TASK TO COMPLETE: Reproduce each record exactly.

RECORDS PROVIDED:
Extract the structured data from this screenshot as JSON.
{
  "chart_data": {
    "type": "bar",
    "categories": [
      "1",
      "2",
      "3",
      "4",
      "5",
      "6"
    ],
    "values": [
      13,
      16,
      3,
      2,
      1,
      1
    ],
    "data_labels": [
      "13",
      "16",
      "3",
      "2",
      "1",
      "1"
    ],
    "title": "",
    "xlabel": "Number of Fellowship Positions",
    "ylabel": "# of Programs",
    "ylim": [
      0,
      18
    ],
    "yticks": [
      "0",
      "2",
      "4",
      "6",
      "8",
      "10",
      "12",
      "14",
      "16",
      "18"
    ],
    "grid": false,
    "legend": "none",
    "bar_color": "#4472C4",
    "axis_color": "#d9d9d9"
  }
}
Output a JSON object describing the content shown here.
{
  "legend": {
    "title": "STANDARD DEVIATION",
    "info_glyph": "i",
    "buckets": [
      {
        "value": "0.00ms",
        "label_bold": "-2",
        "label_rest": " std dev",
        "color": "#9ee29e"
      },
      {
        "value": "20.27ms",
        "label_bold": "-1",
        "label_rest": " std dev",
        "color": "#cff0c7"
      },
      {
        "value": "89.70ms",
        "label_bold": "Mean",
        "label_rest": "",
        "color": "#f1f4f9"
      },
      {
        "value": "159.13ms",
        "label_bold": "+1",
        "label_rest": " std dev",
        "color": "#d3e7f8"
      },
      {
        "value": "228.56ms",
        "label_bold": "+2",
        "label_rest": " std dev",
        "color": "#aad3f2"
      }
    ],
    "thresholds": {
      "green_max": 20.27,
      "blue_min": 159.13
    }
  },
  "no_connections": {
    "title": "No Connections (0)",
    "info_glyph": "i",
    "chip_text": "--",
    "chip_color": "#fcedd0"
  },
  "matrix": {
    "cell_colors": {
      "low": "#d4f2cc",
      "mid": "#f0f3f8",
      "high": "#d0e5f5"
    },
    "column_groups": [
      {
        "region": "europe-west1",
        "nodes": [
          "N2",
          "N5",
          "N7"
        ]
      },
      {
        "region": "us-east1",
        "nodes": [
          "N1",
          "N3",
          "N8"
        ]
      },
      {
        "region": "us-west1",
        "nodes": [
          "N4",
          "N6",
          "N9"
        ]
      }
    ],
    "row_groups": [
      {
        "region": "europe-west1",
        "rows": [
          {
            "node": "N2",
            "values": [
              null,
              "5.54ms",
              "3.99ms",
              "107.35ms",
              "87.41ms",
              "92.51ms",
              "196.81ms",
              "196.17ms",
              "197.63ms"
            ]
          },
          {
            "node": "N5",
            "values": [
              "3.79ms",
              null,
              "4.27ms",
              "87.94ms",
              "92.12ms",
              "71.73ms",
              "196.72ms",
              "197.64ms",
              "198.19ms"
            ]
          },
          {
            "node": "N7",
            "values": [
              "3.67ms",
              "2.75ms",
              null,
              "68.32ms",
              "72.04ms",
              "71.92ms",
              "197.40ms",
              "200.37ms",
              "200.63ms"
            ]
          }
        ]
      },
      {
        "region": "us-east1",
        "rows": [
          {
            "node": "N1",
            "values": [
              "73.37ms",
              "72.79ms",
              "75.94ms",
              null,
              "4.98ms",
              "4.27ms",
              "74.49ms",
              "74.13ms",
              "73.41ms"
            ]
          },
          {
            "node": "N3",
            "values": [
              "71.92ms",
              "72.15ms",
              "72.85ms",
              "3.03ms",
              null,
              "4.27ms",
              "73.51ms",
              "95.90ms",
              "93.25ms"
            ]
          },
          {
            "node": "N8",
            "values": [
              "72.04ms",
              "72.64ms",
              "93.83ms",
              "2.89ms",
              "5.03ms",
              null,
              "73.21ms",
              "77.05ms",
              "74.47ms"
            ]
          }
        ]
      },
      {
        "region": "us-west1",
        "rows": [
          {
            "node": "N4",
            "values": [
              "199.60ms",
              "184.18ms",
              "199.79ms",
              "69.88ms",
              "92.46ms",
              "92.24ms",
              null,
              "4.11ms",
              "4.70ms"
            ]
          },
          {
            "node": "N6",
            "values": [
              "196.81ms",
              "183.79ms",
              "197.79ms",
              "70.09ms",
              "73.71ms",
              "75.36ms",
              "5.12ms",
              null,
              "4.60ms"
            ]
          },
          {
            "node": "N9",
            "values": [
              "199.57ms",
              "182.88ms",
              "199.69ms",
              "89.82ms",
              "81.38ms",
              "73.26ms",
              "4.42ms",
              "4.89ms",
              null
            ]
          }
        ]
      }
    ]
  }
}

WRITTEN REPLY:
Extract the structured data from this screenshot as JSON.
{
  "chart_data": {
    "type": "bar",
    "categories": [
      "1",
      "2",
      "3",
      "4",
      "5",
      "6"
    ],
    "values": [
      13,
      16,
      3,
      2,
      1,
      1
    ],
    "data_labels": [
      "13",
      "16",
      "3",
      "2",
      "1",
      "1"
    ],
    "title": "",
    "xlabel": "Number of Fellowship Positions",
    "ylabel": "# of Programs",
    "ylim": [
      0,
      18
    ],
    "yticks": [
      "0",
      "2",
      "4",
      "6",
      "8",
      "10",
      "12",
      "14",
      "16",
      "18"
    ],
    "grid": false,
    "legend": "none",
    "bar_color": "#4472C4",
    "axis_color": "#d9d9d9"
  }
}
Output a JSON object describing the content shown here.
{
  "legend": {
    "title": "STANDARD DEVIATION",
    "info_glyph": "i",
    "buckets": [
      {
        "value": "0.00ms",
        "label_bold": "-2",
        "label_rest": " std dev",
        "color": "#9ee29e"
      },
      {
        "value": "20.27ms",
        "label_bold": "-1",
        "label_rest": " std dev",
        "color": "#cff0c7"
      },
      {
        "value": "89.70ms",
        "label_bold": "Mean",
        "label_rest": "",
        "color": "#f1f4f9"
      },
      {
        "value": "159.13ms",
        "label_bold": "+1",
        "label_rest": " std dev",
        "color": "#d3e7f8"
      },
      {
        "value": "228.56ms",
        "label_bold": "+2",
        "label_rest": " std dev",
        "color": "#aad3f2"
      }
    ],
    "thresholds": {
      "green_max": 20.27,
      "blue_min": 159.13
    }
  },
  "no_connections": {
    "title": "No Connections (0)",
    "info_glyph": "i",
    "chip_text": "--",
    "chip_color": "#fcedd0"
  },
  "matrix": {
    "cell_colors": {
      "low": "#d4f2cc",
      "mid": "#f0f3f8",
      "high": "#d0e5f5"
    },
    "column_groups": [
      {
        "region": "europe-west1",
        "nodes": [
          "N2",
          "N5",
          "N7"
        ]
      },
      {
        "region": "us-east1",
        "nodes": [
          "N1",
          "N3",
          "N8"
        ]
      },
      {
        "region": "us-west1",
        "nodes": [
          "N4",
          "N6",
          "N9"
        ]
      }
    ],
    "row_groups": [
      {
        "region": "europe-west1",
        "rows": [
          {
            "node": "N2",
            "values": [
              null,
              "5.54ms",
              "3.99ms",
              "107.35ms",
              "87.41ms",
              "92.51ms",
              "196.81ms",
              "196.17ms",
              "197.63ms"
            ]
          },
          {
            "node": "N5",
            "values": [
              "3.79ms",
              null,
              "4.27ms",
              "87.94ms",
              "92.12ms",
              "71.73ms",
              "196.72ms",
              "197.64ms",
              "198.19ms"
            ]
          },
          {
            "node": "N7",
            "values": [
              "3.67ms",
              "2.75ms",
              null,
              "68.32ms",
              "72.04ms",
              "71.92ms",
              "197.40ms",
              "200.37ms",
              "200.63ms"
            ]
          }
        ]
      },
      {
        "region": "us-east1",
        "rows": [
          {
            "node": "N1",
            "values": [
              "73.37ms",
              "72.79ms",
              "75.94ms",
              null,
              "4.98ms",
              "4.27ms",
              "74.49ms",
              "74.13ms",
              "73.41ms"
            ]
          },
          {
            "node": "N3",
            "values": [
              "71.92ms",
              "72.15ms",
              "72.85ms",
              "3.03ms",
              null,
              "4.27ms",
              "73.51ms",
              "95.90ms",
              "93.25ms"
            ]
          },
          {
            "node": "N8",
            "values": [
              "72.04ms",
              "72.64ms",
              "93.83ms",
              "2.89ms",
              "5.03ms",
              null,
              "73.21ms",
              "77.05ms",
              "74.47ms"
            ]
          }
        ]
      },
      {
        "region": "us-west1",
        "rows": [
          {
            "node": "N4",
            "values": [
              "199.60ms",
              "184.18ms",
              "199.79ms",
              "69.88ms",
              "92.46ms",
              "92.24ms",
              null,
              "4.11ms",
              "4.70ms"
            ]
          },
          {
            "node": "N6",
            "values": [
              "196.81ms",
              "183.79ms",
              "197.79ms",
              "70.09ms",
              "73.71ms",
              "75.36ms",
              "5.12ms",
              null,
              "4.60ms"
            ]
          },
          {
            "node": "N9",
            "values": [
              "199.57ms",
              "182.88ms",
              "199.69ms",
              "89.82ms",
              "81.38ms",
              "73.26ms",
              "4.42ms",
              "4.89ms",
              null
            ]
          }
        ]
      }
    ]
  }
}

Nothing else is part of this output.